*MATERIAL FOR THE TASK*
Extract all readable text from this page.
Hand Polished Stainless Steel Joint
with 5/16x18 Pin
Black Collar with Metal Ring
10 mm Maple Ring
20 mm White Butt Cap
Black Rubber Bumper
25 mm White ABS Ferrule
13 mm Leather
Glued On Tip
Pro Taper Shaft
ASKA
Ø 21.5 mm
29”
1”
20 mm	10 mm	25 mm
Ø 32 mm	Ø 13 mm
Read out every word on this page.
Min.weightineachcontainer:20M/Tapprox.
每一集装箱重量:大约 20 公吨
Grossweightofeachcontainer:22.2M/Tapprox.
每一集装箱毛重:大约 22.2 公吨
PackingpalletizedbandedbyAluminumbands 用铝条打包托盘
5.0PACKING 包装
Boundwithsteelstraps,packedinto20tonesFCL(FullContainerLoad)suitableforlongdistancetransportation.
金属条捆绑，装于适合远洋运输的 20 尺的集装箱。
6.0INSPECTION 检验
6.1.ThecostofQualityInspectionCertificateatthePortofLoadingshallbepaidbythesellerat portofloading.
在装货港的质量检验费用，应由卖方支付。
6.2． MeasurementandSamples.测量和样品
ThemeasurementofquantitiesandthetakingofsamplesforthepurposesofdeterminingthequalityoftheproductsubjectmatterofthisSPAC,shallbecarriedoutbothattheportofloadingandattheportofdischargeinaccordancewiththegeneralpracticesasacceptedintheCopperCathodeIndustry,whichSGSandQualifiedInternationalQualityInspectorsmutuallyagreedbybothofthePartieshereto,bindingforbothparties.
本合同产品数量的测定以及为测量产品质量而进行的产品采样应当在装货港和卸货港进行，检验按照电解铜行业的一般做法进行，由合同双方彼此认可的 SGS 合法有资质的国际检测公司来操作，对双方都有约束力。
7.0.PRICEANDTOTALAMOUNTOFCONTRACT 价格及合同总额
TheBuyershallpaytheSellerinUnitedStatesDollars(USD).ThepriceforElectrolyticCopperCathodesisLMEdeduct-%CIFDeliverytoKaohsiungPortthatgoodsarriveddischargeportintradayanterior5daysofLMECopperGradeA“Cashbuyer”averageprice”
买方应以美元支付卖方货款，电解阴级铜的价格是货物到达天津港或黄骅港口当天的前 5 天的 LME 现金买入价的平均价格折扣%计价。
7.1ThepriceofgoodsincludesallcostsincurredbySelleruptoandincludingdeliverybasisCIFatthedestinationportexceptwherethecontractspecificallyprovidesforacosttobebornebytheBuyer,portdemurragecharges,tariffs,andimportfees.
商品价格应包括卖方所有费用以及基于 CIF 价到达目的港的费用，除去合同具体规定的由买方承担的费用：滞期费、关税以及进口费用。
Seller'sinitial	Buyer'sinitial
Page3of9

*REQUEST*
Repeat each record in full; every line must match exactly.

*ANSWER TO THIS EXERCISE*
Extract all readable text from this page.
Hand Polished Stainless Steel Joint
with 5/16x18 Pin
Black Collar with Metal Ring
10 mm Maple Ring
20 mm White Butt Cap
Black Rubber Bumper
25 mm White ABS Ferrule
13 mm Leather
Glued On Tip
Pro Taper Shaft
ASKA
Ø 21.5 mm
29”
1”
20 mm	10 mm	25 mm
Ø 32 mm	Ø 13 mm
Read out every word on this page.
Min.weightineachcontainer:20M/Tapprox.
每一集装箱重量:大约 20 公吨
Grossweightofeachcontainer:22.2M/Tapprox.
每一集装箱毛重:大约 22.2 公吨
PackingpalletizedbandedbyAluminumbands 用铝条打包托盘
5.0PACKING 包装
Boundwithsteelstraps,packedinto20tonesFCL(FullContainerLoad)suitableforlongdistancetransportation.
金属条捆绑，装于适合远洋运输的 20 尺的集装箱。
6.0INSPECTION 检验
6.1.ThecostofQualityInspectionCertificateatthePortofLoadingshallbepaidbythesellerat portofloading.
在装货港的质量检验费用，应由卖方支付。
6.2． MeasurementandSamples.测量和样品
ThemeasurementofquantitiesandthetakingofsamplesforthepurposesofdeterminingthequalityoftheproductsubjectmatterofthisSPAC,shallbecarriedoutbothattheportofloadingandattheportofdischargeinaccordancewiththegeneralpracticesasacceptedintheCopperCathodeIndustry,whichSGSandQualifiedInternationalQualityInspectorsmutuallyagreedbybothofthePartieshereto,bindingforbothparties.
本合同产品数量的测定以及为测量产品质量而进行的产品采样应当在装货港和卸货港进行，检验按照电解铜行业的一般做法进行，由合同双方彼此认可的 SGS 合法有资质的国际检测公司来操作，对双方都有约束力。
7.0.PRICEANDTOTALAMOUNTOFCONTRACT 价格及合同总额
TheBuyershallpaytheSellerinUnitedStatesDollars(USD).ThepriceforElectrolyticCopperCathodesisLMEdeduct-%CIFDeliverytoKaohsiungPortthatgoodsarriveddischargeportintradayanterior5daysofLMECopperGradeA“Cashbuyer”averageprice”
买方应以美元支付卖方货款，电解阴级铜的价格是货物到达天津港或黄骅港口当天的前 5 天的 LME 现金买入价的平均价格折扣%计价。
7.1ThepriceofgoodsincludesallcostsincurredbySelleruptoandincludingdeliverybasisCIFatthedestinationportexceptwherethecontractspecificallyprovidesforacosttobebornebytheBuyer,portdemurragecharges,tariffs,andimportfees.
商品价格应包括卖方所有费用以及基于 CIF 价到达目的港的费用，除去合同具体规定的由买方承担的费用：滞期费、关税以及进口费用。
Seller'sinitial	Buyer'sinitial
Page3of9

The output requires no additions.